((

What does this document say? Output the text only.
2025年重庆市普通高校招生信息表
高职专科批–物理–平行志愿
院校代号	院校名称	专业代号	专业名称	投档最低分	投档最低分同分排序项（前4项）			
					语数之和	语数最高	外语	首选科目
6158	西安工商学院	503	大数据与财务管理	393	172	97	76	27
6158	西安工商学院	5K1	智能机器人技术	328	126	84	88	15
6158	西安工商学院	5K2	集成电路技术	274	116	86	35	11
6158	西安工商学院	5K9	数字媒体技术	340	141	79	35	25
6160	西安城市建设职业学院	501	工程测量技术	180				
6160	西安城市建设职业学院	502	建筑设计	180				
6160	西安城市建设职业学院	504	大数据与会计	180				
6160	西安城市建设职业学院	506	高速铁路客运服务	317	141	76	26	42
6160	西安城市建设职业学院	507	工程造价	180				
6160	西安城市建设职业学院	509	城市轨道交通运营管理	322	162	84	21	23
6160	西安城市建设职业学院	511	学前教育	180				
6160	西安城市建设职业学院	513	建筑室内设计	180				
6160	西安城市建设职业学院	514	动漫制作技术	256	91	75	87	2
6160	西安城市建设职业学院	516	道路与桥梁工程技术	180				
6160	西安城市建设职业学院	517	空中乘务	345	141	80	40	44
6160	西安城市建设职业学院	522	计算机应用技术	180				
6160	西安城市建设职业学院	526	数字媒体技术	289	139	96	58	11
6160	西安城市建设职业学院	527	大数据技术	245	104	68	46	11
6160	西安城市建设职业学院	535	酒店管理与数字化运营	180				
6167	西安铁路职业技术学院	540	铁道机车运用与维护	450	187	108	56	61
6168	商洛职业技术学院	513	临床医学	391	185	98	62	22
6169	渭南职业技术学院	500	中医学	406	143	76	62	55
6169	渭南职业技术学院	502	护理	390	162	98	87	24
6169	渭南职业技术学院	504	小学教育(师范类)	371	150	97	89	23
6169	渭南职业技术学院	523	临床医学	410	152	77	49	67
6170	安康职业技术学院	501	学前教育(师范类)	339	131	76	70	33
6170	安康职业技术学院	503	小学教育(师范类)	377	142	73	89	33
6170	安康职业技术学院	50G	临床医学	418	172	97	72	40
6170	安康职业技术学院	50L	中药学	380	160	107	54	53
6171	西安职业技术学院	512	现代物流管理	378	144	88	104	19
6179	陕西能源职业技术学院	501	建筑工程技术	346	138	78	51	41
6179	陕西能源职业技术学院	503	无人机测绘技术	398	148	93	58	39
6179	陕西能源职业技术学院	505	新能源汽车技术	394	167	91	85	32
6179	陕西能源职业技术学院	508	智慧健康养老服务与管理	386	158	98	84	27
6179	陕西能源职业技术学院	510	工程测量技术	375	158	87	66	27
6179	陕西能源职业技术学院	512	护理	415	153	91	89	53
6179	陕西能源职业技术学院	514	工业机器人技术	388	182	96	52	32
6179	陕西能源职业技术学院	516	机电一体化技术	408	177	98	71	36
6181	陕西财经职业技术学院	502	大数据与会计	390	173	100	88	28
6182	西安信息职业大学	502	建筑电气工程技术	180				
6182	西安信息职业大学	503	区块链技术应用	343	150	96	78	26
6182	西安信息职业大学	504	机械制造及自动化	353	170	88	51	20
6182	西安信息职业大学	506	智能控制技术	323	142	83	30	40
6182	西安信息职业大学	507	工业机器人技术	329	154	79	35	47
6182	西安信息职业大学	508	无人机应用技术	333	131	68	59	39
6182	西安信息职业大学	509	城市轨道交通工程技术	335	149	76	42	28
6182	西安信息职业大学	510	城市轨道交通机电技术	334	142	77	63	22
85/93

))

◆ Stated task:
Write out the entries above once more, without altering anything.

◆ Exercise output:
What does this document say? Output the text only.
2025年重庆市普通高校招生信息表
高职专科批–物理–平行志愿
院校代号	院校名称	专业代号	专业名称	投档最低分	投档最低分同分排序项（前4项）			
					语数之和	语数最高	外语	首选科目
6158	西安工商学院	503	大数据与财务管理	393	172	97	76	27
6158	西安工商学院	5K1	智能机器人技术	328	126	84	88	15
6158	西安工商学院	5K2	集成电路技术	274	116	86	35	11
6158	西安工商学院	5K9	数字媒体技术	340	141	79	35	25
6160	西安城市建设职业学院	501	工程测量技术	180				
6160	西安城市建设职业学院	502	建筑设计	180				
6160	西安城市建设职业学院	504	大数据与会计	180				
6160	西安城市建设职业学院	506	高速铁路客运服务	317	141	76	26	42
6160	西安城市建设职业学院	507	工程造价	180				
6160	西安城市建设职业学院	509	城市轨道交通运营管理	322	162	84	21	23
6160	西安城市建设职业学院	511	学前教育	180				
6160	西安城市建设职业学院	513	建筑室内设计	180				
6160	西安城市建设职业学院	514	动漫制作技术	256	91	75	87	2
6160	西安城市建设职业学院	516	道路与桥梁工程技术	180				
6160	西安城市建设职业学院	517	空中乘务	345	141	80	40	44
6160	西安城市建设职业学院	522	计算机应用技术	180				
6160	西安城市建设职业学院	526	数字媒体技术	289	139	96	58	11
6160	西安城市建设职业学院	527	大数据技术	245	104	68	46	11
6160	西安城市建设职业学院	535	酒店管理与数字化运营	180				
6167	西安铁路职业技术学院	540	铁道机车运用与维护	450	187	108	56	61
6168	商洛职业技术学院	513	临床医学	391	185	98	62	22
6169	渭南职业技术学院	500	中医学	406	143	76	62	55
6169	渭南职业技术学院	502	护理	390	162	98	87	24
6169	渭南职业技术学院	504	小学教育(师范类)	371	150	97	89	23
6169	渭南职业技术学院	523	临床医学	410	152	77	49	67
6170	安康职业技术学院	501	学前教育(师范类)	339	131	76	70	33
6170	安康职业技术学院	503	小学教育(师范类)	377	142	73	89	33
6170	安康职业技术学院	50G	临床医学	418	172	97	72	40
6170	安康职业技术学院	50L	中药学	380	160	107	54	53
6171	西安职业技术学院	512	现代物流管理	378	144	88	104	19
6179	陕西能源职业技术学院	501	建筑工程技术	346	138	78	51	41
6179	陕西能源职业技术学院	503	无人机测绘技术	398	148	93	58	39
6179	陕西能源职业技术学院	505	新能源汽车技术	394	167	91	85	32
6179	陕西能源职业技术学院	508	智慧健康养老服务与管理	386	158	98	84	27
6179	陕西能源职业技术学院	510	工程测量技术	375	158	87	66	27
6179	陕西能源职业技术学院	512	护理	415	153	91	89	53
6179	陕西能源职业技术学院	514	工业机器人技术	388	182	96	52	32
6179	陕西能源职业技术学院	516	机电一体化技术	408	177	98	71	36
6181	陕西财经职业技术学院	502	大数据与会计	390	173	100	88	28
6182	西安信息职业大学	502	建筑电气工程技术	180				
6182	西安信息职业大学	503	区块链技术应用	343	150	96	78	26
6182	西安信息职业大学	504	机械制造及自动化	353	170	88	51	20
6182	西安信息职业大学	506	智能控制技术	323	142	83	30	40
6182	西安信息职业大学	507	工业机器人技术	329	154	79	35	47
6182	西安信息职业大学	508	无人机应用技术	333	131	68	59	39
6182	西安信息职业大学	509	城市轨道交通工程技术	335	149	76	42	28
6182	西安信息职业大学	510	城市轨道交通机电技术	334	142	77	63	22
85/93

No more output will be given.